Work instructions:
How many lines of the listing below contain the string "zoom", counting case? Reply with only the number.

Record list:
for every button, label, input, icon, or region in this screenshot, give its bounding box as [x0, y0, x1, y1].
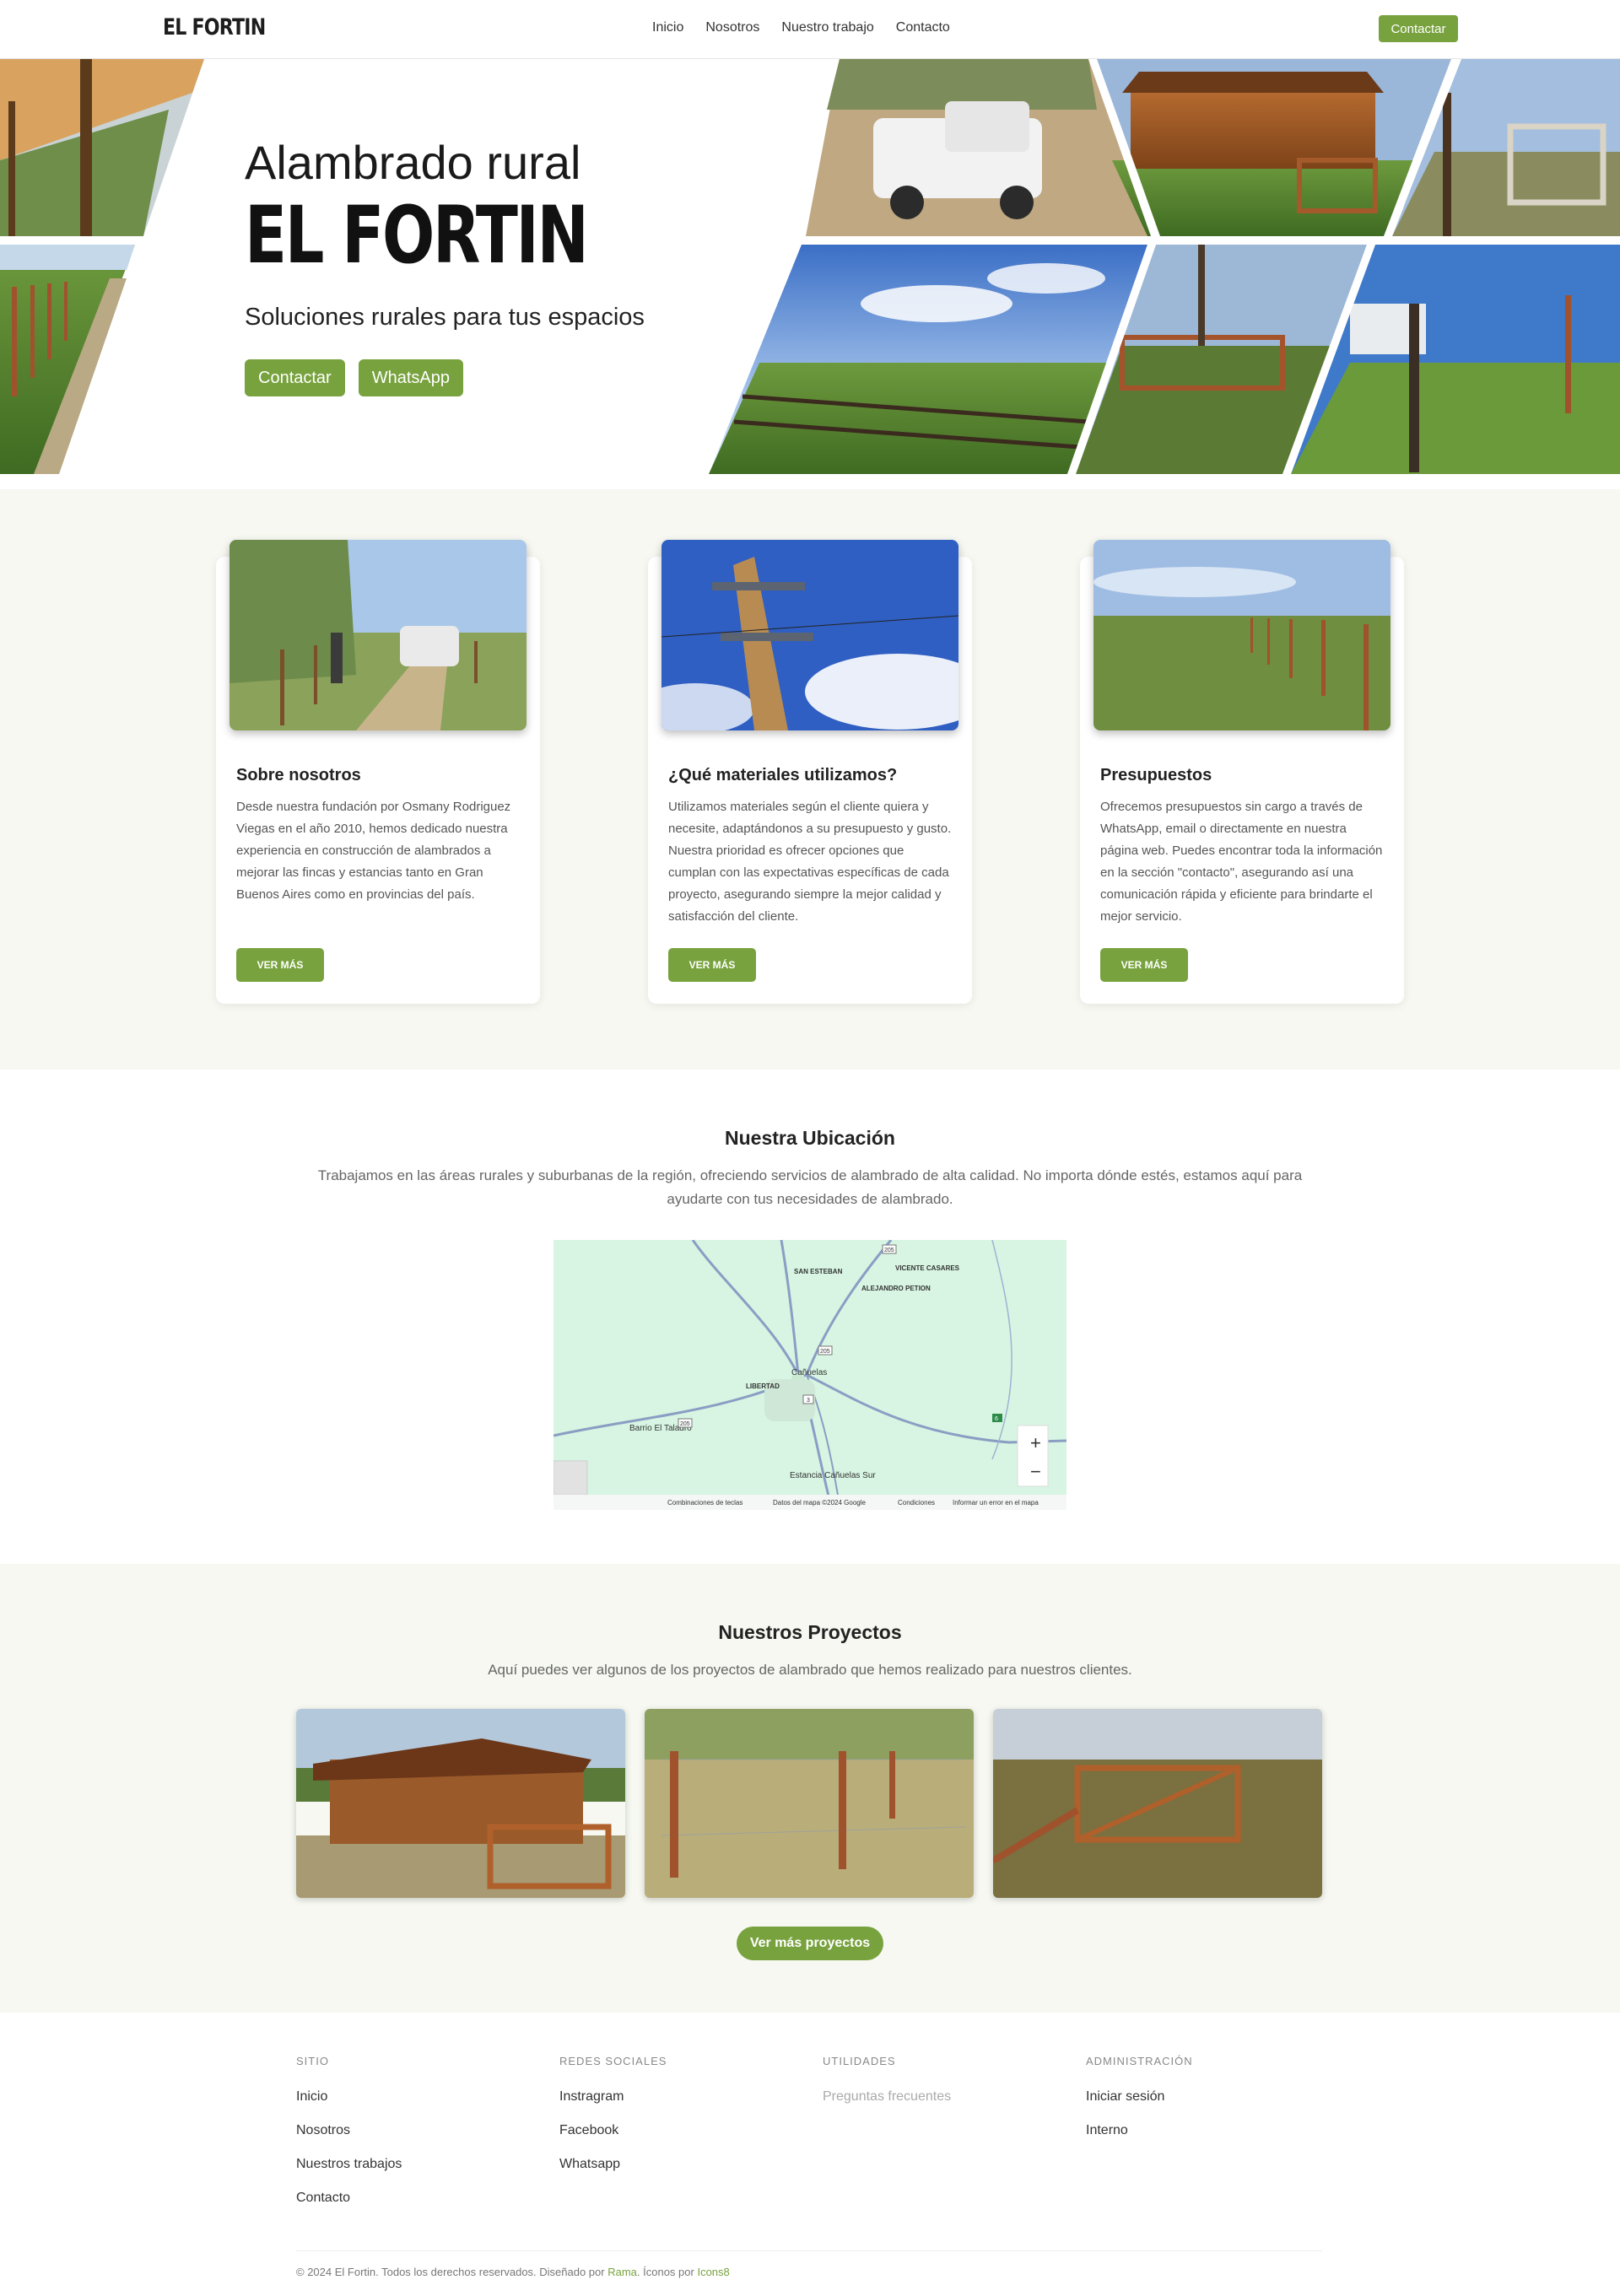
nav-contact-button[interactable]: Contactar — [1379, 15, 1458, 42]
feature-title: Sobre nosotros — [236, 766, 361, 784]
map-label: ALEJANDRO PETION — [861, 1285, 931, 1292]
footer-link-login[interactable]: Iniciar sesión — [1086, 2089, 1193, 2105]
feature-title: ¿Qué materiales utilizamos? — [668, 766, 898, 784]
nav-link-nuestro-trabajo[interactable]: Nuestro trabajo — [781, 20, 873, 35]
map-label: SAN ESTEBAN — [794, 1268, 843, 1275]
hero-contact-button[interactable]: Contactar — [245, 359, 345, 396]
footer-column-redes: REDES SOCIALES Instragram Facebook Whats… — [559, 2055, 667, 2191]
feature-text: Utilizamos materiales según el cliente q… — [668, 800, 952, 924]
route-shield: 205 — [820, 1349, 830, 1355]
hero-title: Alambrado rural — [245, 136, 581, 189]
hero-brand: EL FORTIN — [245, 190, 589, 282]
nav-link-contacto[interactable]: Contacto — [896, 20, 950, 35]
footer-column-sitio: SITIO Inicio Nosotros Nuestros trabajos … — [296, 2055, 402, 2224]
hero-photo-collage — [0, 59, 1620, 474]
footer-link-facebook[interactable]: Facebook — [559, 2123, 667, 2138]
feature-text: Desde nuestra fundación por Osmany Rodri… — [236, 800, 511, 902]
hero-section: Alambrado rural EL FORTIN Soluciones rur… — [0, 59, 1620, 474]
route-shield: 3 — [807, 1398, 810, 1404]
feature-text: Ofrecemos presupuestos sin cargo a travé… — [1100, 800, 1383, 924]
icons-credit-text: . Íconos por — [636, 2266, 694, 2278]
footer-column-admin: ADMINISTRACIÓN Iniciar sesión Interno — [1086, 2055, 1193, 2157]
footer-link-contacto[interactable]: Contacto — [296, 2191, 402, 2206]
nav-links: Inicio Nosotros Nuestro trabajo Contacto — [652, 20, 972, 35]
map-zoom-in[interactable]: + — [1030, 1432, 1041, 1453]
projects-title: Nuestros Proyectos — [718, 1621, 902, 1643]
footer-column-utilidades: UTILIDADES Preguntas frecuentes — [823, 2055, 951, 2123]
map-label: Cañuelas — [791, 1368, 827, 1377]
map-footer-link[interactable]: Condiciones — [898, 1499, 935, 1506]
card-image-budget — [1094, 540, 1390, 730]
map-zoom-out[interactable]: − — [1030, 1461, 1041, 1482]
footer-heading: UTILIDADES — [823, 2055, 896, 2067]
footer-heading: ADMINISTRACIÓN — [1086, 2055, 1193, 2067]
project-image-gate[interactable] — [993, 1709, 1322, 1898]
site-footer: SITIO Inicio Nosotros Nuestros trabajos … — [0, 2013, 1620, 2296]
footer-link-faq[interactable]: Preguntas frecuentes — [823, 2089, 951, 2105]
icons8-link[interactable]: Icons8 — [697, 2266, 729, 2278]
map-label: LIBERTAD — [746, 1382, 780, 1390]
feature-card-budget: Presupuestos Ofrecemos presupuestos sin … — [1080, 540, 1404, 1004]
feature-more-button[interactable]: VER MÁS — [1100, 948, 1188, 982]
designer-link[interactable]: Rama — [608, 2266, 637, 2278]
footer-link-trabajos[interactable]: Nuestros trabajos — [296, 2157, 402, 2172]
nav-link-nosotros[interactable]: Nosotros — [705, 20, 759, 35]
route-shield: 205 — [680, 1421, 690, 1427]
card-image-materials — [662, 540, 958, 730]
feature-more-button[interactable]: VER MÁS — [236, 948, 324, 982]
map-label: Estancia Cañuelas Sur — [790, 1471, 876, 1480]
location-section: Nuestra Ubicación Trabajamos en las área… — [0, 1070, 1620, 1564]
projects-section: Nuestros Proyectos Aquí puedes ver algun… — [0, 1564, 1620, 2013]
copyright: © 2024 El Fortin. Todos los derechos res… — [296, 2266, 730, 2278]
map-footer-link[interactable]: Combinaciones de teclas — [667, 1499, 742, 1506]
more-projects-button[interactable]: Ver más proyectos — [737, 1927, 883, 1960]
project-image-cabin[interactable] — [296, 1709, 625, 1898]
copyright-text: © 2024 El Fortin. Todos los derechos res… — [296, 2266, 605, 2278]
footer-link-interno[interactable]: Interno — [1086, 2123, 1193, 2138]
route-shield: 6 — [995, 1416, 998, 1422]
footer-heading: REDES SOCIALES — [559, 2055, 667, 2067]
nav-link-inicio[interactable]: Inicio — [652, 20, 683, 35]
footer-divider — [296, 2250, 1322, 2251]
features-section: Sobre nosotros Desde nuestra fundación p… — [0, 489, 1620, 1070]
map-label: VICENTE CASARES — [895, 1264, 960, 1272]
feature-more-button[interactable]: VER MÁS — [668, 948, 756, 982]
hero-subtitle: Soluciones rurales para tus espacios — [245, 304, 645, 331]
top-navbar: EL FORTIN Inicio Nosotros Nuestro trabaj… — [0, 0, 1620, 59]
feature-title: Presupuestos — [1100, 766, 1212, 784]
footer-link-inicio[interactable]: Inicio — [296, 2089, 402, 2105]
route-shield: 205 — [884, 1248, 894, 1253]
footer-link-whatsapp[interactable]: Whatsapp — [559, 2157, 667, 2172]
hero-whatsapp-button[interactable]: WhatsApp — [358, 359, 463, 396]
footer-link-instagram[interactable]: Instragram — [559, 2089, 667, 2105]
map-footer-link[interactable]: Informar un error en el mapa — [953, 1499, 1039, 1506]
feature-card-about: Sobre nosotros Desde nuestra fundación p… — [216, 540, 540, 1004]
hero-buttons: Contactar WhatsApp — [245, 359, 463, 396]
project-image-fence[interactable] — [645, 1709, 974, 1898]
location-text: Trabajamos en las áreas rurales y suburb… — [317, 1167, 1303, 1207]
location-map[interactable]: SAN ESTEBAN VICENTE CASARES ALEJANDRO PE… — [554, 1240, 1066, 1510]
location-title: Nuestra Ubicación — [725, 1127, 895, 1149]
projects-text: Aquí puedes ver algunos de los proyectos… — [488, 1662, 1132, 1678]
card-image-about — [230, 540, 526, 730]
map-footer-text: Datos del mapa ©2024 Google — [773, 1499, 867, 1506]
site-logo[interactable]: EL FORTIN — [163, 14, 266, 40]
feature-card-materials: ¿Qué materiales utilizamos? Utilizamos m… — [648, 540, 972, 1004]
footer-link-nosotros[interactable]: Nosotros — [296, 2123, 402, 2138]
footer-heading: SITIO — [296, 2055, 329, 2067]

Full response:
2